先是,南方大學學生會在8月7日立即召集委員會會議,討論應對方法。經多數表決,學生會決定給江亢虎校長拍電報,若報載屬實,則請其自行辭職;如系偽造,則請立即明白答復。
8月11日下午4時,南方大學教務長殷芝齡、事務長楊卓茂借用一品香旅社召集校務會議,教授陳定謨、蕭恩承、陳德恒、胡樸安、蔡鼎成、潘公展、何炳松、梅思平、李石岑、陳翼祖、戈公振、王耀三、夏麟、汪英賓、汪仲長、陸鼎揆,職員圖書館主任孫心盤、會計袁拜言、注冊主任呂潮,文牘員戴漢材、附中主任張四維,學生會代表李可權、陳志莘、王力、劉節、劉榮簡等參會。

+ + +

■ 简短练习 A: 请把下方数据行中从开头一行到含有“binding-knot <box>1117 227 1133 241</box>”的那一行（两端都包括）整理成编号列表，空行略去。
这段关于南方大学学生会的文字与下方各行是彼此独立的材料。

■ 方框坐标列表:
+ + +

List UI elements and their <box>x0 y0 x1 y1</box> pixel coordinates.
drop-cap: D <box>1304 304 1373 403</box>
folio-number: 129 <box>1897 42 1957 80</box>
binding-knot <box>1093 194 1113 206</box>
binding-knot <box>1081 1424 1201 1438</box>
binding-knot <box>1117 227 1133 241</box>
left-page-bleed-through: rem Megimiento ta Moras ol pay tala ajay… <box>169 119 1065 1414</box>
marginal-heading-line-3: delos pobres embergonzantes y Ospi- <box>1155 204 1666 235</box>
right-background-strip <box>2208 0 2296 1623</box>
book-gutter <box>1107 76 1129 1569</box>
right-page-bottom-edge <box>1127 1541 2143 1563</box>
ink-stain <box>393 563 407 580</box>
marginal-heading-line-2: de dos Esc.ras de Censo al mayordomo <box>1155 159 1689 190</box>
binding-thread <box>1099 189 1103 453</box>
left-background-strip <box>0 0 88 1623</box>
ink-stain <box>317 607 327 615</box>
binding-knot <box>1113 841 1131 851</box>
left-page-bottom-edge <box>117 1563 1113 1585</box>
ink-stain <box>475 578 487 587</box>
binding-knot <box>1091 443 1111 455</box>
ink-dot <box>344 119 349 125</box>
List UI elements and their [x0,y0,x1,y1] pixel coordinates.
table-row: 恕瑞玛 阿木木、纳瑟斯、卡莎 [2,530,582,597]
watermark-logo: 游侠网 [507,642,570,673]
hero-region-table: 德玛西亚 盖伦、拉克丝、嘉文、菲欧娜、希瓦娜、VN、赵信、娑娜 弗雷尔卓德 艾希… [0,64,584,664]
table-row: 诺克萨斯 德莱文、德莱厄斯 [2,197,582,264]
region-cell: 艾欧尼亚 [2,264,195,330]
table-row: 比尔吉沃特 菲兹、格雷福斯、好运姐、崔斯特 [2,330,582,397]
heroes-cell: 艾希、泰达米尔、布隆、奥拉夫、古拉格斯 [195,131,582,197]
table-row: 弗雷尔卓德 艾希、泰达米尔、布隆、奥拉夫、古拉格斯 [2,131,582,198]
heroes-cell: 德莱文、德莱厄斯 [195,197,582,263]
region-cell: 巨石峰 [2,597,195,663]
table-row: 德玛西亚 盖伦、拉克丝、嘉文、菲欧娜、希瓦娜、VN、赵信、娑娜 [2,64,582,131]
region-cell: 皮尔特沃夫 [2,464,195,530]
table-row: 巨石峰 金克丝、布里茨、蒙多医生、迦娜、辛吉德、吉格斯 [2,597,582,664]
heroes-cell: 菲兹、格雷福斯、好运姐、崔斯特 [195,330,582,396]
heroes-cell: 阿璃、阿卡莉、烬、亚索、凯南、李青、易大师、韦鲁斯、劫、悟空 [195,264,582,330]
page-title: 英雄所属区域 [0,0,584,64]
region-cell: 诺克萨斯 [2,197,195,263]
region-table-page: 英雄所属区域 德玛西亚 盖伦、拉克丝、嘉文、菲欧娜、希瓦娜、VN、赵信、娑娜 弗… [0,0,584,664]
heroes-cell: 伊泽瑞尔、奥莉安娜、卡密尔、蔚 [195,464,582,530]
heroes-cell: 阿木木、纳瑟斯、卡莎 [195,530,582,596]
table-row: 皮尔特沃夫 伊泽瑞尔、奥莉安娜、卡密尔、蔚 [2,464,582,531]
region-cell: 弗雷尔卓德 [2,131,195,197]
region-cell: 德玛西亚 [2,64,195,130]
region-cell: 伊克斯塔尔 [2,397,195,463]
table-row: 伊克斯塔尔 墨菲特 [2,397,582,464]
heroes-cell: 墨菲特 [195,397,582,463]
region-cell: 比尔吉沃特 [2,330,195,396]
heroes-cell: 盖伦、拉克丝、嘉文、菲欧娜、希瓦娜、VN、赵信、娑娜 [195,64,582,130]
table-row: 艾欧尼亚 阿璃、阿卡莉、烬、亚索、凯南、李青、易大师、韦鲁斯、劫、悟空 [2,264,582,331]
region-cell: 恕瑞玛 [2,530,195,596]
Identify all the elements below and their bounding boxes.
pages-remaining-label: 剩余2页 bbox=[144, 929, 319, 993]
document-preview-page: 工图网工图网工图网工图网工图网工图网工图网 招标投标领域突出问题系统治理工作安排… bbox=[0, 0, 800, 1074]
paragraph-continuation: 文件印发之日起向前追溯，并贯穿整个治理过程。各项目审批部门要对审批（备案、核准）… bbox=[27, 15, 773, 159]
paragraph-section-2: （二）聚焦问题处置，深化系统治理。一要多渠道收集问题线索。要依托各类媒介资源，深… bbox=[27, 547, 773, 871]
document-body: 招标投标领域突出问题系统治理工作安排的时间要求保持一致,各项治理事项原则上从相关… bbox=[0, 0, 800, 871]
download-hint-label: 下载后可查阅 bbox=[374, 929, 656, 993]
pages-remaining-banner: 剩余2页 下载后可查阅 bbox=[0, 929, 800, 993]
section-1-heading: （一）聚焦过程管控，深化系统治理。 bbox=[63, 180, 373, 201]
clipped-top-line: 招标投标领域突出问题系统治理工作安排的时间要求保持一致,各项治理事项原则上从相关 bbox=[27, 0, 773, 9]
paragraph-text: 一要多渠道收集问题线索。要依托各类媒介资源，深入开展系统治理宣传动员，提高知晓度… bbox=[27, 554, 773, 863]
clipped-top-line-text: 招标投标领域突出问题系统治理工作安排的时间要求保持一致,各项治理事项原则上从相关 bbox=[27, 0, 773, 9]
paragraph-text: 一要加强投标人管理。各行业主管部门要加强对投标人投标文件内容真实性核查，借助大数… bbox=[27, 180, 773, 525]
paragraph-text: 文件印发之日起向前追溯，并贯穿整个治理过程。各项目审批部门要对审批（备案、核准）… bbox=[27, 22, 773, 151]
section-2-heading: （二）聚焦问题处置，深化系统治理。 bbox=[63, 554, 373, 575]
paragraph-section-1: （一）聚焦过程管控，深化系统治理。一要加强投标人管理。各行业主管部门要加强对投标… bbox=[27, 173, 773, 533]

+ + +

■ 简短练习 B: 请从这段关于南方大学学生会的文字结束处接着往下写。

■ 回答 A:
1. List UI elements and their <box>x0 y0 x1 y1</box> pixel coordinates.
2. drop-cap: D <box>1304 304 1373 403</box>
3. folio-number: 129 <box>1897 42 1957 80</box>
4. binding-knot <box>1093 194 1113 206</box>
5. binding-knot <box>1081 1424 1201 1438</box>
6. binding-knot <box>1117 227 1133 241</box>

■ 回答 B:
會議甫一開始,李石岑即提出臨時動議,提議先討論江亢虎校長有復辟嫌疑一事。何炳松、梅思平、陳定謨、胡樸安、戈公振、王力、劉節、劉榮簡等先后發言,均極憤慨,謂為學校名譽及今后事業計,應立即否認江亢虎為校長。經詳細討論后,與會人士決定用全體教職員名義發布啟事,否認江亢虎為校長,并贊同學生會提議,組織校務維持會。后以記名投票方式,選定胡樸安、李石岑、殷芝齡、楊自容、何炳松、陳定謨、陳德恒、夏麟及附中主任張四維九人為校務維持會委員,代行校長職權。散會后,又繼續開校務維持會委員會議,直到十一時才結束。
8月12日早上8時,校務維持會在南方大學校內舉行會議,發表正式就職布告。到會者有胡樸安、李石岑、楊自容、殷芝齡、陳德恒、陳定謨、何炳松等。隨后校務維持會委員參加學生歡迎會。歡迎會后即在校長辦公室討論學校事務十余項。8月14日晚7時,校務維持會舉行記者招待會,報告校務維持會組織經過與反對江亢虎校長原委。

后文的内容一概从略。